▶ WHAT IS REQUIRED:
Leaving the pictures aside, restate all of the data exactly.

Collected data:
* * * * *
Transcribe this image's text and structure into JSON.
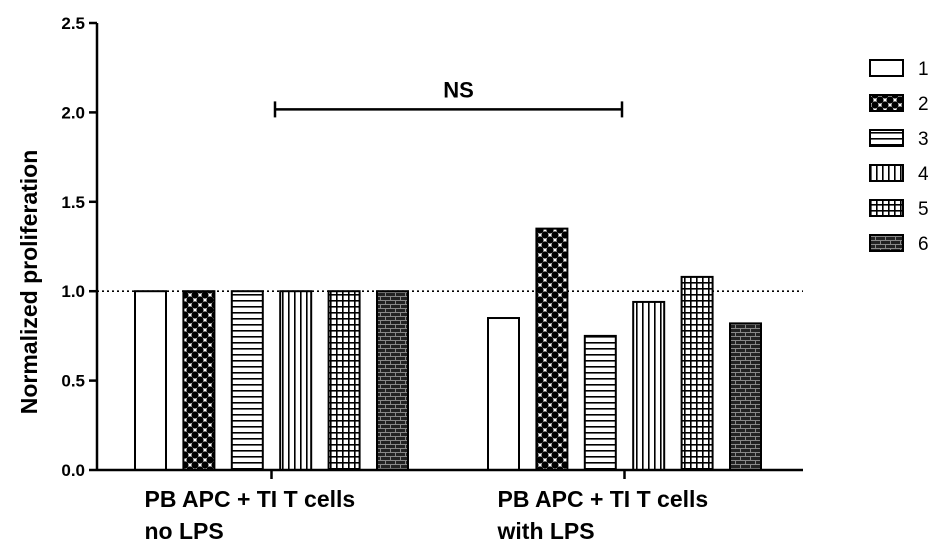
{
  "chart_data": {
    "type": "bar",
    "title": "",
    "xlabel": "",
    "ylabel": "Normalized proliferation",
    "ylim": [
      0,
      2.5
    ],
    "yticks": [
      "0.0",
      "0.5",
      "1.0",
      "1.5",
      "2.0",
      "2.5"
    ],
    "grid": false,
    "legend_position": "right",
    "reference_line": {
      "y": 1.0,
      "style": "dotted"
    },
    "categories": [
      {
        "line1": "PB APC + TI T cells",
        "line2": "no LPS"
      },
      {
        "line1": "PB APC + TI T cells",
        "line2": "with LPS"
      }
    ],
    "series": [
      {
        "name": "1",
        "pattern": "open",
        "values": [
          1.0,
          0.85
        ]
      },
      {
        "name": "2",
        "pattern": "checker",
        "values": [
          1.0,
          1.35
        ]
      },
      {
        "name": "3",
        "pattern": "horizontal-lines",
        "values": [
          1.0,
          0.75
        ]
      },
      {
        "name": "4",
        "pattern": "vertical-lines",
        "values": [
          1.0,
          0.94
        ]
      },
      {
        "name": "5",
        "pattern": "grid",
        "values": [
          1.0,
          1.08
        ]
      },
      {
        "name": "6",
        "pattern": "brick",
        "values": [
          1.0,
          0.82
        ]
      }
    ],
    "annotations": [
      {
        "text": "NS",
        "type": "bracket",
        "from_category": 0,
        "to_category": 1,
        "y": 2.0
      }
    ]
  }
}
* * * * *
▶ TASK RESULT:
Transcribe this image's text and structure into JSON.
{
  "chart_data": {
    "type": "bar",
    "title": "",
    "xlabel": "",
    "ylabel": "Normalized proliferation",
    "ylim": [
      0,
      2.5
    ],
    "yticks": [
      "0.0",
      "0.5",
      "1.0",
      "1.5",
      "2.0",
      "2.5"
    ],
    "grid": false,
    "legend_position": "right",
    "reference_line": {
      "y": 1.0,
      "style": "dotted"
    },
    "categories": [
      {
        "line1": "PB APC + TI T cells",
        "line2": "no LPS"
      },
      {
        "line1": "PB APC + TI T cells",
        "line2": "with LPS"
      }
    ],
    "series": [
      {
        "name": "1",
        "pattern": "open",
        "values": [
          1.0,
          0.85
        ]
      },
      {
        "name": "2",
        "pattern": "checker",
        "values": [
          1.0,
          1.35
        ]
      },
      {
        "name": "3",
        "pattern": "horizontal-lines",
        "values": [
          1.0,
          0.75
        ]
      },
      {
        "name": "4",
        "pattern": "vertical-lines",
        "values": [
          1.0,
          0.94
        ]
      },
      {
        "name": "5",
        "pattern": "grid",
        "values": [
          1.0,
          1.08
        ]
      },
      {
        "name": "6",
        "pattern": "brick",
        "values": [
          1.0,
          0.82
        ]
      }
    ],
    "annotations": [
      {
        "text": "NS",
        "type": "bracket",
        "from_category": 0,
        "to_category": 1,
        "y": 2.0
      }
    ]
  }
}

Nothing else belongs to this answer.